• [Tareas por realizar]
1. Del pasaje sobre Bartolí, reproduce la parte que empieza con las palabras "Y después, lejos" y termina con "pasaje a México.", sustituyendo "pasaje" por "billete".
2. Responde con los datos del pasaje sobre Bartolí:
(a) ¿En qué ciudad publicó Bartolí dibujos durante los años veinte y treinta?
(b) ¿En cuántos campos estuvo Bartolí?
(c) ¿A qué país consiguió finalmente pasaje?

• [Pasaje propuesto]
((

Antes de este triste episodio Bartolí llevaba ya una considerable trayectoria como ilustrador. En la bulliciosa Barcelona de los años veinte y treinta había publicado dibujos en numerosas cabeceras, tanto en informativas (La Veu de Catalunya, Lecturas, L’Opinió, La Humanitat…) como en satíricas (La Esquela de la Torratxa) y en las que se denominaban ‘sicalípticas’ (Papitu). Más o menos las mismas en que publicaba la cuadrilla de bohemios artistas criados en la vanguardista ciudad, Opisso entre ellos.
Y después, lejos de quedar abatido por la sombría experiencia bélica y postbélica, desarrolló una carrera profesional extraordinaria. La mayoría de los españoles atrapados en los campos pasaron en ellos largas temporadas, largos años, algunos hasta el fin de la Segunda Guerra Mundial. Bartolí estuvo en siete campos, también en Bram, que era el disciplinario, el del castigo peligroso. Atrapado al poco de una fuga, volvió a escaparse del tren en que la Gestapo le conducía a Dachau. Clandestino en París, de nuevo huyó cuando iba a entregar unos figurines diseñados para el Circo Barnum y le avisaron de que la Gestapo iba a cazarle allí de nuevo. En coche con el cartelista Carles Fontseré salió de Francia. Anduvo por Casablanca (uno de tantos en busca de papeles en un Rick’s Cafe) y Túnez hasta conseguir al fin pasaje a México.

))

(Fragmentos de un conjunto de datos)
((

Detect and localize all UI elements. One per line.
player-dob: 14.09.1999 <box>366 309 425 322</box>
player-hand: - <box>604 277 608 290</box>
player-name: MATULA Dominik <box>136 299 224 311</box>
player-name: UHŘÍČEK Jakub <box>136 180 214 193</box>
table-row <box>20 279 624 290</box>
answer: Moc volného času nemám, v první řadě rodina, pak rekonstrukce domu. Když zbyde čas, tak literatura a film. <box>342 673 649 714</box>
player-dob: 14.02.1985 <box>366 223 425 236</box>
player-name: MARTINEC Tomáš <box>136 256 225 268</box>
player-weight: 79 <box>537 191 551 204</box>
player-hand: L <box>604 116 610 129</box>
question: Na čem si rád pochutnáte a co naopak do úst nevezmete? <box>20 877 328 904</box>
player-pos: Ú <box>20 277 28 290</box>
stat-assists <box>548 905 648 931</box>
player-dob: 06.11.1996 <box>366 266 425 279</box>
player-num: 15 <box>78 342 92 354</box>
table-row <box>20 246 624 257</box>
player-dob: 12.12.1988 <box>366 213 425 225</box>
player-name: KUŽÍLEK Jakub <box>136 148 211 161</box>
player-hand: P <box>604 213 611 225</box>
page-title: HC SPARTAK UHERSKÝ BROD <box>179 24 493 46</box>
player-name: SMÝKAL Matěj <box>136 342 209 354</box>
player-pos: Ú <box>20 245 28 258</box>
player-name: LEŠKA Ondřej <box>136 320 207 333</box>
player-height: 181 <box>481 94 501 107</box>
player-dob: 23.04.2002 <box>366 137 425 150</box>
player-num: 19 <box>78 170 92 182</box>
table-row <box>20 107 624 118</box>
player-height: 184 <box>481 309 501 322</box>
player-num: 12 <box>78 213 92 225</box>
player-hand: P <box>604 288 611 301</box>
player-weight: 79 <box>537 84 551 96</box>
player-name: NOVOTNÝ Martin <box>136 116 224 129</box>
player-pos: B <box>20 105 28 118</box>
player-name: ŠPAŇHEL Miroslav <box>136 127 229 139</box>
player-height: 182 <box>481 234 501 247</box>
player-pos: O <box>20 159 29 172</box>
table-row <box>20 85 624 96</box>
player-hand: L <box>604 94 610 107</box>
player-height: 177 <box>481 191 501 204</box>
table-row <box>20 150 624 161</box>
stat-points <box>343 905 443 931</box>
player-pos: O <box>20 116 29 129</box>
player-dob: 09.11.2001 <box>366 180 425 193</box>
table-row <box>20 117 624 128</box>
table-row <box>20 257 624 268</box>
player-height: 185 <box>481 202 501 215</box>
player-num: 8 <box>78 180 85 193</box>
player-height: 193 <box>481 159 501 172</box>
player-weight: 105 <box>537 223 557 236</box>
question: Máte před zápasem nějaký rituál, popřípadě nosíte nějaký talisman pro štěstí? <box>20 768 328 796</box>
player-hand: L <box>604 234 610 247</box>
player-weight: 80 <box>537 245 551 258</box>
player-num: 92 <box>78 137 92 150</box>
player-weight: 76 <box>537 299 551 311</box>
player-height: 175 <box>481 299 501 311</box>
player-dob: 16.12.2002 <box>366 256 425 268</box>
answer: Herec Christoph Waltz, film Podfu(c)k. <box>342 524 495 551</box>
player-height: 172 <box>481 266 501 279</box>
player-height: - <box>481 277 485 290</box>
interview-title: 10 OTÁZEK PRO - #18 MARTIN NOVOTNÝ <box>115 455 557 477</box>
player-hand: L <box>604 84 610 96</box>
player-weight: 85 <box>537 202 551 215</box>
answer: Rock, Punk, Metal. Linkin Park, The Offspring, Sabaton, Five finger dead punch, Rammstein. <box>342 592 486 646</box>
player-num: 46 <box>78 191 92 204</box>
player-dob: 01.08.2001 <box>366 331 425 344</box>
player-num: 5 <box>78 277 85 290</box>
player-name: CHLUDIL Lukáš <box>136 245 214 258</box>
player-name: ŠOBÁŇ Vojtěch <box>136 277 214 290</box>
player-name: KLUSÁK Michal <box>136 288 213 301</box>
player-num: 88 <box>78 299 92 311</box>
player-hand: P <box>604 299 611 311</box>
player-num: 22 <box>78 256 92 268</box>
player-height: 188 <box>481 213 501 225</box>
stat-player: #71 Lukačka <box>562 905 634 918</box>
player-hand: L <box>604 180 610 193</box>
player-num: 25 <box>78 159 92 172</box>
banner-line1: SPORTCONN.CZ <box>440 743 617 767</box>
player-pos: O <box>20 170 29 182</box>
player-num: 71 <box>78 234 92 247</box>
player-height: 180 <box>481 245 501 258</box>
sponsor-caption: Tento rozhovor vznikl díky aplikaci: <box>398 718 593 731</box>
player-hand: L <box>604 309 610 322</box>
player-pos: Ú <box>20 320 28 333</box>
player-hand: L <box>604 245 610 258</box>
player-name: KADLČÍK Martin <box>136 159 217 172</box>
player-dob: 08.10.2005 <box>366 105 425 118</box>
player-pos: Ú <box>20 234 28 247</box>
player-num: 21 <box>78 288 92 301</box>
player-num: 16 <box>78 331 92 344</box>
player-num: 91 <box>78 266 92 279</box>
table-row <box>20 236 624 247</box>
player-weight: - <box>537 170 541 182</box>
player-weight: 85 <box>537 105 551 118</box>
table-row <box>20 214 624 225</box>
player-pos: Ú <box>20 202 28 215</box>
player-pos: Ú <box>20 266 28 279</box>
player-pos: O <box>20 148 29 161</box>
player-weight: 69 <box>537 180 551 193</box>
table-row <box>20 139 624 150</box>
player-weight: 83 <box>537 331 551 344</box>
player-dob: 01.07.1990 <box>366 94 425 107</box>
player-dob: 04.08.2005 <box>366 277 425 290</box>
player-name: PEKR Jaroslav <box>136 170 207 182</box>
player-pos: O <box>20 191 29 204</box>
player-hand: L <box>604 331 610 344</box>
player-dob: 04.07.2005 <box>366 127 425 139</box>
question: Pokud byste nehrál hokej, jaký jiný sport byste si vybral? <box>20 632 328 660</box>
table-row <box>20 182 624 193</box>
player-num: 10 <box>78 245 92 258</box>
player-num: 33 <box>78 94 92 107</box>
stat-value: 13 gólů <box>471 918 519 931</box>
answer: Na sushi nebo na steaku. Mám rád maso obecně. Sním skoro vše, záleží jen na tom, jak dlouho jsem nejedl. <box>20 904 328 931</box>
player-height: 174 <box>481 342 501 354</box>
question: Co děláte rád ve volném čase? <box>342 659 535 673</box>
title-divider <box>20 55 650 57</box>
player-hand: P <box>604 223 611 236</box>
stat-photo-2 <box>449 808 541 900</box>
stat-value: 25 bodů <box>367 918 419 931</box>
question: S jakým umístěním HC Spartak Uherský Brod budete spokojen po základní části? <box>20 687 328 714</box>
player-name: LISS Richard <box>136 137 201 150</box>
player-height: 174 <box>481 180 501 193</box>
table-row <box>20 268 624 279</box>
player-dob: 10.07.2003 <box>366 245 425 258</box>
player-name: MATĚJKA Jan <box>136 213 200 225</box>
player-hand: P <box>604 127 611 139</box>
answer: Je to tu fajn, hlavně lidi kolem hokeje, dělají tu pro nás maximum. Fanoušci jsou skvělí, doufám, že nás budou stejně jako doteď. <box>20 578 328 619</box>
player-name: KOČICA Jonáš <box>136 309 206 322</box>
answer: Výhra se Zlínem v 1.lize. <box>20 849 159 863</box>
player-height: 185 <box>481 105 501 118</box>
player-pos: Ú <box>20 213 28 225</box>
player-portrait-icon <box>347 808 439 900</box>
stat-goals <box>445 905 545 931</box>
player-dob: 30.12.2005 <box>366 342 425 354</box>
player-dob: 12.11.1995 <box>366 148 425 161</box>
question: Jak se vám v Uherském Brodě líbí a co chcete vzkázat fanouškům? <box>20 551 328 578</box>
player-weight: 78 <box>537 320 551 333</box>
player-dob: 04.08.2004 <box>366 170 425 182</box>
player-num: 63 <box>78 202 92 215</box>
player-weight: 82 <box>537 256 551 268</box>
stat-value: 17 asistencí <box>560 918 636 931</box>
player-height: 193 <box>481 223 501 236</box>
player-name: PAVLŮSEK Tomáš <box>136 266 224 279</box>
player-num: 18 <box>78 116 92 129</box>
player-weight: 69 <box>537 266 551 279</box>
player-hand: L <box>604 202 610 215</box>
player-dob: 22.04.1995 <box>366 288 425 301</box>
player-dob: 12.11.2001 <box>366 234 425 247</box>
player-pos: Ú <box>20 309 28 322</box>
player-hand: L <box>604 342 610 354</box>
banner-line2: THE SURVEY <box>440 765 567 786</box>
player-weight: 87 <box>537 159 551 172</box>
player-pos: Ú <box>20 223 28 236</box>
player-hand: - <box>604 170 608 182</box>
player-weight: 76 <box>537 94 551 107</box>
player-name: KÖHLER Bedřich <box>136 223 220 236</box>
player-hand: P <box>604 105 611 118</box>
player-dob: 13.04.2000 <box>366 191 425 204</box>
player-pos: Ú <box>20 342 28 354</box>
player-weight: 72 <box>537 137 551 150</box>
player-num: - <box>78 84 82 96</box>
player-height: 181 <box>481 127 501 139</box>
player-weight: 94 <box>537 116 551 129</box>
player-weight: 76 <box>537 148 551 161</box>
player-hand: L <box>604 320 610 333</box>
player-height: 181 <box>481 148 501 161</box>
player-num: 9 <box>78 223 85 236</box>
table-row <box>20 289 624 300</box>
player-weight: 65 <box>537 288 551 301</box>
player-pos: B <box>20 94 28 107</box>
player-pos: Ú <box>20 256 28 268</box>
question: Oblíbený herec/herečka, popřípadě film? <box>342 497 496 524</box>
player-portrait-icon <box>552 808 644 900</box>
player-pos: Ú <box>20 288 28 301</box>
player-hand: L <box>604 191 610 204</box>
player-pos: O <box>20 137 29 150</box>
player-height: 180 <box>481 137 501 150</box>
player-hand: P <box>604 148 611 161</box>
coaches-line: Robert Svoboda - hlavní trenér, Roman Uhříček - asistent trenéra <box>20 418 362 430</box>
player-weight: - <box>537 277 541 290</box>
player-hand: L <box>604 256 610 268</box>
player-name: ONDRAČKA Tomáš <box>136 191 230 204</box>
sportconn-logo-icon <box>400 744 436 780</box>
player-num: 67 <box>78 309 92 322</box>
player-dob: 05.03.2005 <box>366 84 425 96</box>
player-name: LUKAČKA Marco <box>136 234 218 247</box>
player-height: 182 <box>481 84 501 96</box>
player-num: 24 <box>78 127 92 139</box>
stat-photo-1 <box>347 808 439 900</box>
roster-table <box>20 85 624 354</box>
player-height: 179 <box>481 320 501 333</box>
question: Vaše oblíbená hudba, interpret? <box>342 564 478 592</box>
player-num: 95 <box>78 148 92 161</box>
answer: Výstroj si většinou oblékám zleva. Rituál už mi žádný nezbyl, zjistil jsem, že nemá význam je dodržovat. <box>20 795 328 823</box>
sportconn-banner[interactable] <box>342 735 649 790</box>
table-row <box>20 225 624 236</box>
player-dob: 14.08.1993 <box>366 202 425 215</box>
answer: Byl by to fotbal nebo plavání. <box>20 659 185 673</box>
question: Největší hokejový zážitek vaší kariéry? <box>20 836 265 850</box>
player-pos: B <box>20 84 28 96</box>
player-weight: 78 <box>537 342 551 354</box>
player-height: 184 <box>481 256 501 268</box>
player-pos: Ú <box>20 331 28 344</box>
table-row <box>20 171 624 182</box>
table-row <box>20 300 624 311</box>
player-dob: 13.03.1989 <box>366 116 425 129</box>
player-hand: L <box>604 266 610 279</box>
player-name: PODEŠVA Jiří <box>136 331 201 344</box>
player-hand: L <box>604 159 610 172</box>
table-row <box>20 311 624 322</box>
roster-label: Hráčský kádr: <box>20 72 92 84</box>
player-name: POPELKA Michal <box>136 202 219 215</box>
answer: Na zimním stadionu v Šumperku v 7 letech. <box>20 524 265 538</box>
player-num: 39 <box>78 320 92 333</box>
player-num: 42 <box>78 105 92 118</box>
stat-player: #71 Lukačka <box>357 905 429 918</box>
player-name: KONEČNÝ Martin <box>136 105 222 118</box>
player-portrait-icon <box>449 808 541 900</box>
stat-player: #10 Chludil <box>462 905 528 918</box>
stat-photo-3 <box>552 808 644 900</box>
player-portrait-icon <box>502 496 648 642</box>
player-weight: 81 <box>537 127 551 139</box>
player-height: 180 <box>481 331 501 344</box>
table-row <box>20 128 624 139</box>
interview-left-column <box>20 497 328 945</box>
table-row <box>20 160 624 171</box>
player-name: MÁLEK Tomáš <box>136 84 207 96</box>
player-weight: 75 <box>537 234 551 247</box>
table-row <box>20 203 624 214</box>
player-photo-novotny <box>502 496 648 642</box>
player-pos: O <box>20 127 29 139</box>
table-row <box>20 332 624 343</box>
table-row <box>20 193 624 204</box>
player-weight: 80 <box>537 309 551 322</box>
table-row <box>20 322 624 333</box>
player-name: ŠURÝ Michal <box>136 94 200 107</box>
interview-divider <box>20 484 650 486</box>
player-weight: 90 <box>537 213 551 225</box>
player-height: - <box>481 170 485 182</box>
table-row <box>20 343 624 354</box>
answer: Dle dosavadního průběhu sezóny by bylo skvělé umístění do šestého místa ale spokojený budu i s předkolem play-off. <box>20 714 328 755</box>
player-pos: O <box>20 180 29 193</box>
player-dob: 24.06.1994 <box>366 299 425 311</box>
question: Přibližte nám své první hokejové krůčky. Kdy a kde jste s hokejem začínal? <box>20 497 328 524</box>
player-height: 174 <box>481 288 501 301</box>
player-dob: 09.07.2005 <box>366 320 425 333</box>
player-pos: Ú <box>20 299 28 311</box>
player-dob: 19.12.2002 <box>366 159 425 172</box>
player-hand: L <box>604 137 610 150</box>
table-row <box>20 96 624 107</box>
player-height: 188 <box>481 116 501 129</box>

))

• [Resultados del ejercicio]
1.
Y después, lejos de quedar abatido por la sombría experiencia bélica y postbélica, desarrolló una carrera profesional extraordinaria. La mayoría de los españoles atrapados en los campos pasaron en ellos largas temporadas, largos años, algunos hasta el fin de la Segunda Guerra Mundial. Bartolí estuvo en siete campos, también en Bram, que era el disciplinario, el del castigo peligroso. Atrapado al poco de una fuga, volvió a escaparse del tren en que la Gestapo le conducía a Dachau. Clandestino en París, de nuevo huyó cuando iba a entregar unos figurines diseñados para el Circo Barnum y le avisaron de que la Gestapo iba a cazarle allí de nuevo. En coche con el cartelista Carles Fontseré salió de Francia. Anduvo por Casablanca (uno de tantos en busca de papeles en un Rick’s Cafe) y Túnez hasta conseguir al fin billete a México.

2.
(a) En Barcelona.
(b) En siete campos.
(c) A México.